## Source document
━━━
Merton argued that when individuals are faced with a gap between their goals (usually finances/money related) and their current status, strain occurs. When faced with strain, people have five ways to adapt:
1. Conformity: pursing cultural goals through socially approved means.
2. Innovation: using socially unapproved or unconventional means to obtain culturally approved goals. Example: dealing drugs or stealing to achieve financial security.
3. Ritualism: using the same socially approved means to achieve less elusive goals (more modest and humble).
4. Retreatism: to reject both the cultural goals and the means to obtain it, then find a way to escape it.
5. Rebellion: to reject the cultural goals and means, then work to replace them.
Explaining the Higher Rates of Offending Among Lower Social Classes
Merton developed his theory from a well-established observation from official statistics – that a higher proportion of acquisitive crime is committed by those from unskilled manual backgrounds (or ‘lower social classes’).
Merton noted that American society promoted material success as a ‘legitimate goal’, and encouraged self-discipline and hard work as the ‘legitimate means’ of pursuing that goal, with the idea that any individual, irrespective of their background could, with sufficient effort, achieve material success.
HOWEVER, Merton argued that for those from lower social classes, this ‘dream’ had become an ideology, masking the fact that the legitimate opportunities are not available to all, and worse, those who failed to achieve success via legitimate means were condemned for their apparent lack of effort.
This situation puts great pressure on people to achieve material success by illegitimate means (acquisitive crime) to avoid being branded a failure.
━━━
## Extracted material
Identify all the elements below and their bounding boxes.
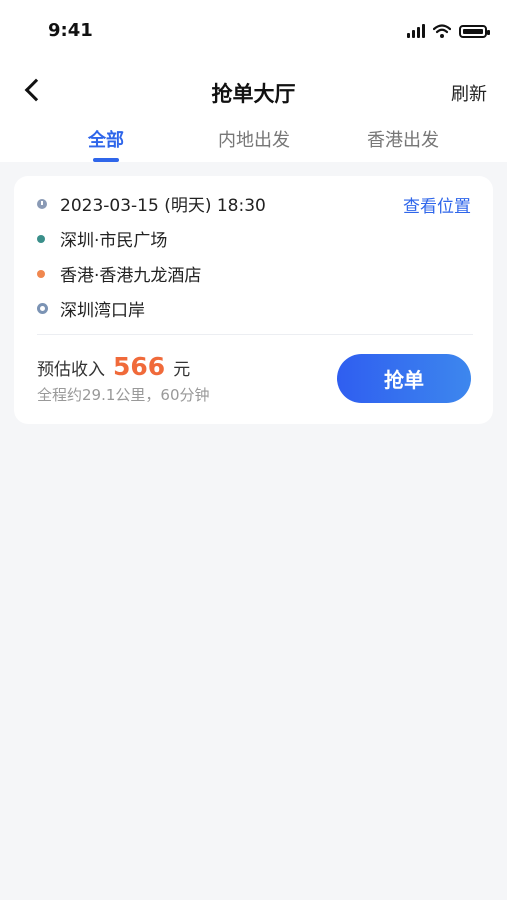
order-card[interactable]: 2023-03-15 (明天) 18:30 查看位置 深圳·市民广场 香港·香港… [14,176,493,424]
status-icons [407,24,490,38]
nav-bar: 抢单大厅 刷新 [0,64,507,116]
refresh-button[interactable]: 刷新 [451,80,487,106]
income-amount: 566 [113,352,166,381]
grab-order-button[interactable]: 抢单 [337,354,471,403]
tab-bar: 全部 内地出发 香港出发 [0,118,507,162]
estimated-income: 预估收入 566 元 [37,352,190,381]
stop-row-via: 香港·香港九龙酒店 [37,261,201,286]
tab-mainland-departure[interactable]: 内地出发 [194,126,314,152]
destination-row: 深圳湾口岸 [37,296,145,321]
cellular-signal-icon [407,24,425,38]
income-unit: 元 [173,360,191,380]
tab-hongkong-departure[interactable]: 香港出发 [343,126,463,152]
stop-row-pickup: 深圳·市民广场 [37,226,167,251]
income-label: 预估收入 [37,360,105,380]
order-datetime: 2023-03-15 (明天) 18:30 [60,196,266,216]
header-area: 9:41 抢单大厅 刷新 全部 内地出发 香港出发 [0,0,507,162]
active-tab-indicator [93,158,119,162]
location-pin-icon [37,303,48,314]
page-title: 抢单大厅 [211,82,296,106]
via-location: 香港·香港九龙酒店 [60,266,202,286]
destination-location: 深圳湾口岸 [60,301,145,321]
status-bar: 9:41 [0,0,507,64]
status-time: 9:41 [48,20,93,41]
pickup-dot-icon [37,234,45,243]
card-divider [37,334,473,335]
order-datetime-row: 2023-03-15 (明天) 18:30 [37,191,266,216]
pickup-location: 深圳·市民广场 [60,231,168,251]
trip-summary: 全程约29.1公里，60分钟 [37,386,210,404]
wifi-icon [433,24,451,38]
battery-icon [459,25,490,38]
clock-icon [37,198,47,209]
via-dot-icon [37,269,45,278]
view-location-link[interactable]: 查看位置 [403,192,471,217]
tab-all[interactable]: 全部 [46,126,166,152]
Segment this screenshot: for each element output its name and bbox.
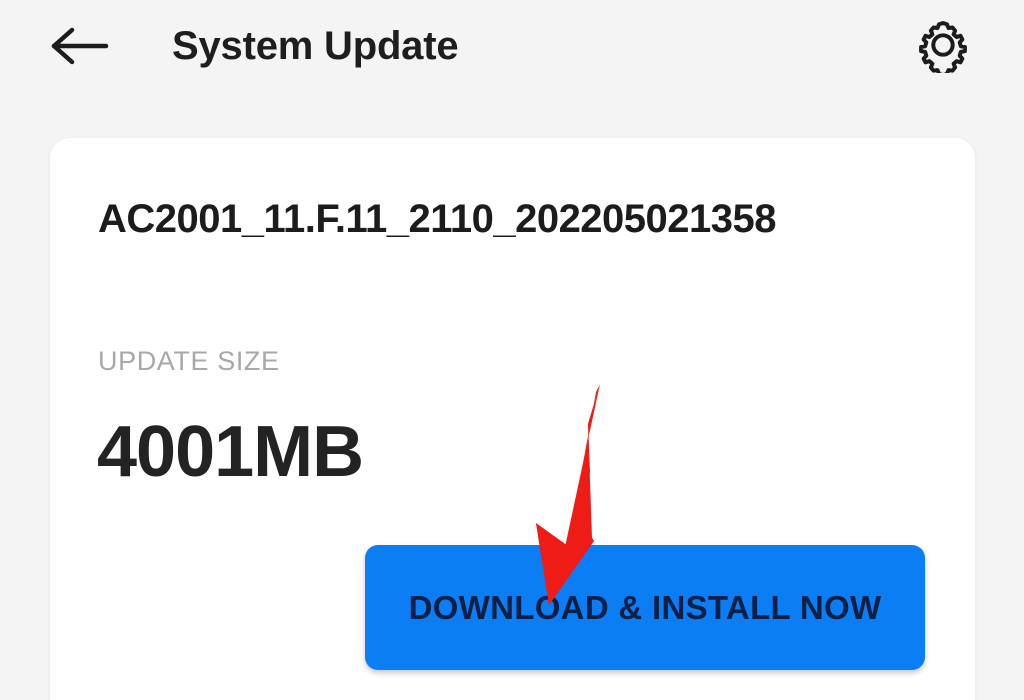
download-install-now-button-label: DOWNLOAD & INSTALL NOW xyxy=(408,588,882,626)
system-update-screen: System Update AC2001_11.F.11_2110_202205… xyxy=(0,0,1024,700)
update-version-text: AC2001_11.F.11_2110_202205021358 xyxy=(98,197,777,241)
download-install-now-button[interactable]: DOWNLOAD & INSTALL NOW xyxy=(365,545,925,670)
update-size-label: UPDATE SIZE xyxy=(98,346,280,376)
back-button[interactable] xyxy=(44,18,114,74)
page-title: System Update xyxy=(172,24,459,68)
update-info-card: AC2001_11.F.11_2110_202205021358 UPDATE … xyxy=(50,138,975,700)
settings-button[interactable] xyxy=(912,14,974,76)
gear-icon xyxy=(915,17,971,73)
back-arrow-icon xyxy=(48,26,110,66)
update-size-value: 4001MB xyxy=(97,412,364,492)
app-bar: System Update xyxy=(0,0,1024,100)
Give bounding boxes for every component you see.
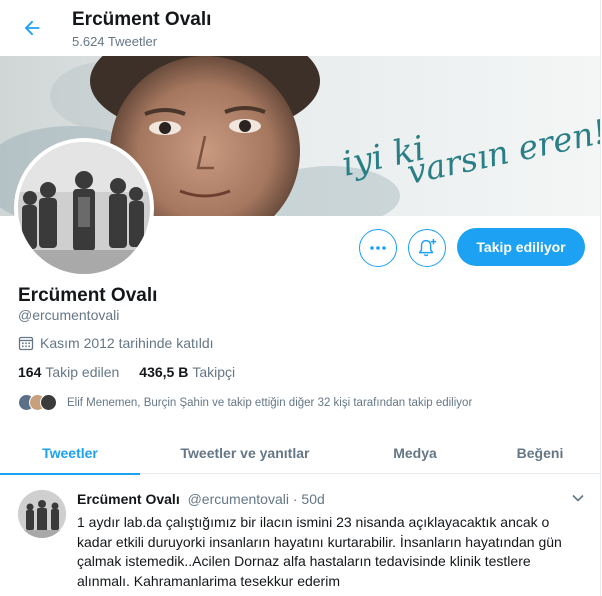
known-follower-avatars [18, 394, 57, 411]
calendar-icon [18, 335, 34, 351]
profile-tabs: Tweetler Tweetler ve yanıtlar Medya Beğe… [0, 432, 600, 475]
following-button[interactable]: Takip ediliyor [457, 228, 585, 266]
followers-count: 436,5 B [139, 364, 189, 380]
back-button[interactable] [14, 10, 50, 46]
tweet[interactable]: Ercüment Ovalı @ercumentovali · 50d 1 ay… [0, 480, 600, 596]
follow-counts: 164 Takip edilen 436,5 B Takipçi [18, 364, 235, 380]
avatar [40, 394, 57, 411]
avatar-image [18, 142, 150, 274]
tweet-header: Ercüment Ovalı @ercumentovali · 50d [77, 491, 325, 507]
known-followers[interactable]: Elif Menemen, Burçin Şahin ve takip etti… [18, 394, 472, 411]
bell-plus-icon [418, 238, 437, 257]
notify-button[interactable] [408, 229, 446, 267]
join-date: Kasım 2012 tarihinde katıldı [18, 335, 214, 351]
arrow-left-icon [24, 20, 40, 36]
tweet-author-handle[interactable]: @ercumentovali [188, 491, 289, 507]
profile-handle: @ercumentovali [18, 307, 120, 323]
profile-name: Ercüment Ovalı [18, 285, 158, 306]
column-border [600, 0, 601, 596]
followers-link[interactable]: 436,5 B Takipçi [139, 364, 235, 380]
tweet-author-name[interactable]: Ercüment Ovalı [77, 491, 180, 507]
tweet-time[interactable]: 50d [301, 491, 324, 507]
following-count: 164 [18, 364, 42, 380]
header-tweet-count: 5.624 Tweetler [72, 34, 158, 49]
join-date-text: Kasım 2012 tarihinde katıldı [40, 335, 214, 351]
tweet-separator: · [292, 491, 298, 507]
avatar[interactable] [18, 490, 66, 538]
tweet-text: 1 aydır lab.da çalıştığımız bir ilacın i… [77, 514, 562, 589]
tab-likes[interactable]: Beğeni [480, 432, 600, 474]
followers-label: Takipçi [192, 364, 236, 380]
profile-header: Ercüment Ovalı 5.624 Tweetler [0, 0, 602, 56]
following-link[interactable]: 164 Takip edilen [18, 364, 119, 380]
known-followers-text: Elif Menemen, Burçin Şahin ve takip etti… [67, 396, 473, 409]
more-icon [370, 246, 386, 250]
header-title: Ercüment Ovalı [72, 9, 212, 30]
chevron-down-icon [572, 494, 584, 502]
tab-tweets-and-replies[interactable]: Tweetler ve yanıtlar [140, 432, 350, 474]
profile-avatar[interactable] [14, 138, 154, 278]
tweet-menu-button[interactable] [568, 488, 588, 508]
following-label: Takip edilen [45, 364, 120, 380]
tab-tweets[interactable]: Tweetler [0, 432, 140, 475]
tab-media[interactable]: Medya [350, 432, 480, 474]
more-button[interactable] [359, 229, 397, 267]
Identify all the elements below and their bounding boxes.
━━━
## Task requirements
In the passage on Merton's strain theory, do these statements agree with the text? Answer yes or no for each and quote the deciding words. (a) Merton describes five ways people can adapt to strain. (b) In ritualism, people turn to socially unapproved means. (c) Rebellion means rejecting cultural goals and means and then working to replace them.

## Answer for the task
(a) Yes: "When faced with strain, people have five ways to adapt"
(b) No: "using the same socially approved means to achieve less elusive goals"
(c) Yes: "to reject the cultural goals and means, then work to replace them"